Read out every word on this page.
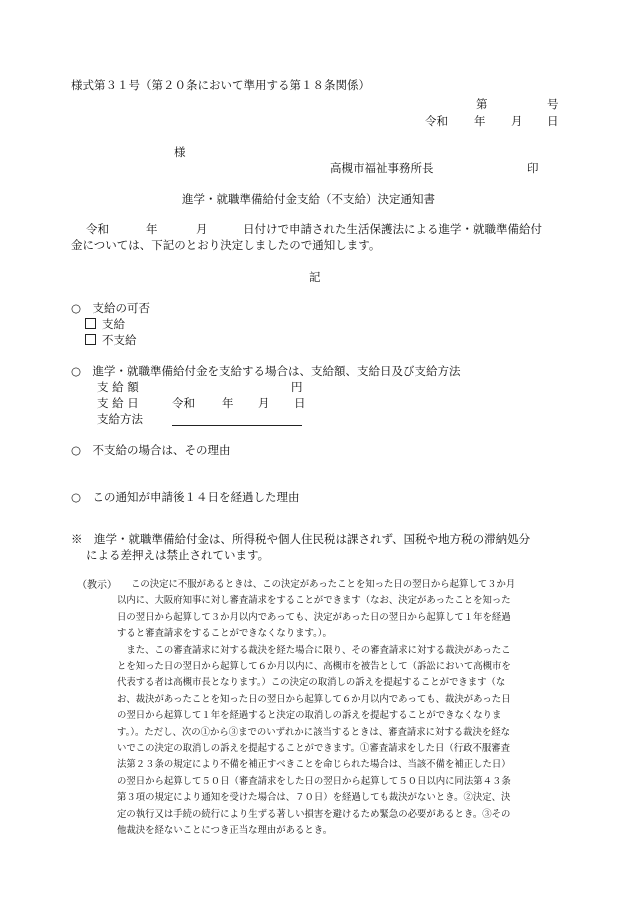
様式第３１号（第２０条において準用する第１８条関係）
第	号
令和 年 月 日
様
高槻市福祉事務所長	印
進学・就職準備給付金支給（不支給）決定通知書
令和	年	月	日付けで申請された生活保護法による進学・就職準備給付
金については、下記のとおり決定しましたので通知します。
記
○　支給の可否
支給
不支給
○　進学・就職準備給付金を支給する場合は、支給額、支給日及び支給方法
支 給 額	円
支 給 日	令和 年 月 日
支給方法
○　不支給の場合は、その理由
○　この通知が申請後１４日を経過した理由
※　進学・就職準備給付金は、所得税や個人住民税は課されず、国税や地方税の滞納処分
による差押えは禁止されています。
（教示）	この決定に不服があるときは、この決定があったことを知った日の翌日から起算して３か月
以内に、大阪府知事に対し審査請求をすることができます（なお、決定があったことを知った
日の翌日から起算して３か月以内であっても、決定があった日の翌日から起算して１年を経過
すると審査請求をすることができなくなります。）。
　また、この審査請求に対する裁決を経た場合に限り、その審査請求に対する裁決があったこ
とを知った日の翌日から起算して６か月以内に、高槻市を被告として（訴訟において高槻市を
代表する者は高槻市長となります。）この決定の取消しの訴えを提起することができます（な
お、裁決があったことを知った日の翌日から起算して６か月以内であっても、裁決があった日
の翌日から起算して１年を経過すると決定の取消しの訴えを提起することができなくなりま
す。）。ただし、次の①から③までのいずれかに該当するときは、審査請求に対する裁決を経な
いでこの決定の取消しの訴えを提起することができます。①審査請求をした日（行政不服審査
法第２３条の規定により不備を補正すべきことを命じられた場合は、当該不備を補正した日）
の翌日から起算して５０日（審査請求をした日の翌日から起算して５０日以内に同法第４３条
第３項の規定により通知を受けた場合は、７０日）を経過しても裁決がないとき。②決定、決
定の執行又は手続の続行により生ずる著しい損害を避けるため緊急の必要があるとき。③その
他裁決を経ないことにつき正当な理由があるとき。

The exercise: Leave out the pictures and return every record word for word.

Response:
Read out every word on this page.
様式第３１号（第２０条において準用する第１８条関係）
第	号
令和 年 月 日
様
高槻市福祉事務所長	印
進学・就職準備給付金支給（不支給）決定通知書
令和	年	月	日付けで申請された生活保護法による進学・就職準備給付
金については、下記のとおり決定しましたので通知します。
記
○　支給の可否
支給
不支給
○　進学・就職準備給付金を支給する場合は、支給額、支給日及び支給方法
支 給 額	円
支 給 日	令和 年 月 日
支給方法
○　不支給の場合は、その理由
○　この通知が申請後１４日を経過した理由
※　進学・就職準備給付金は、所得税や個人住民税は課されず、国税や地方税の滞納処分
による差押えは禁止されています。
（教示）	この決定に不服があるときは、この決定があったことを知った日の翌日から起算して３か月
以内に、大阪府知事に対し審査請求をすることができます（なお、決定があったことを知った
日の翌日から起算して３か月以内であっても、決定があった日の翌日から起算して１年を経過
すると審査請求をすることができなくなります。）。
　また、この審査請求に対する裁決を経た場合に限り、その審査請求に対する裁決があったこ
とを知った日の翌日から起算して６か月以内に、高槻市を被告として（訴訟において高槻市を
代表する者は高槻市長となります。）この決定の取消しの訴えを提起することができます（な
お、裁決があったことを知った日の翌日から起算して６か月以内であっても、裁決があった日
の翌日から起算して１年を経過すると決定の取消しの訴えを提起することができなくなりま
す。）。ただし、次の①から③までのいずれかに該当するときは、審査請求に対する裁決を経な
いでこの決定の取消しの訴えを提起することができます。①審査請求をした日（行政不服審査
法第２３条の規定により不備を補正すべきことを命じられた場合は、当該不備を補正した日）
の翌日から起算して５０日（審査請求をした日の翌日から起算して５０日以内に同法第４３条
第３項の規定により通知を受けた場合は、７０日）を経過しても裁決がないとき。②決定、決
定の執行又は手続の続行により生ずる著しい損害を避けるため緊急の必要があるとき。③その
他裁決を経ないことにつき正当な理由があるとき。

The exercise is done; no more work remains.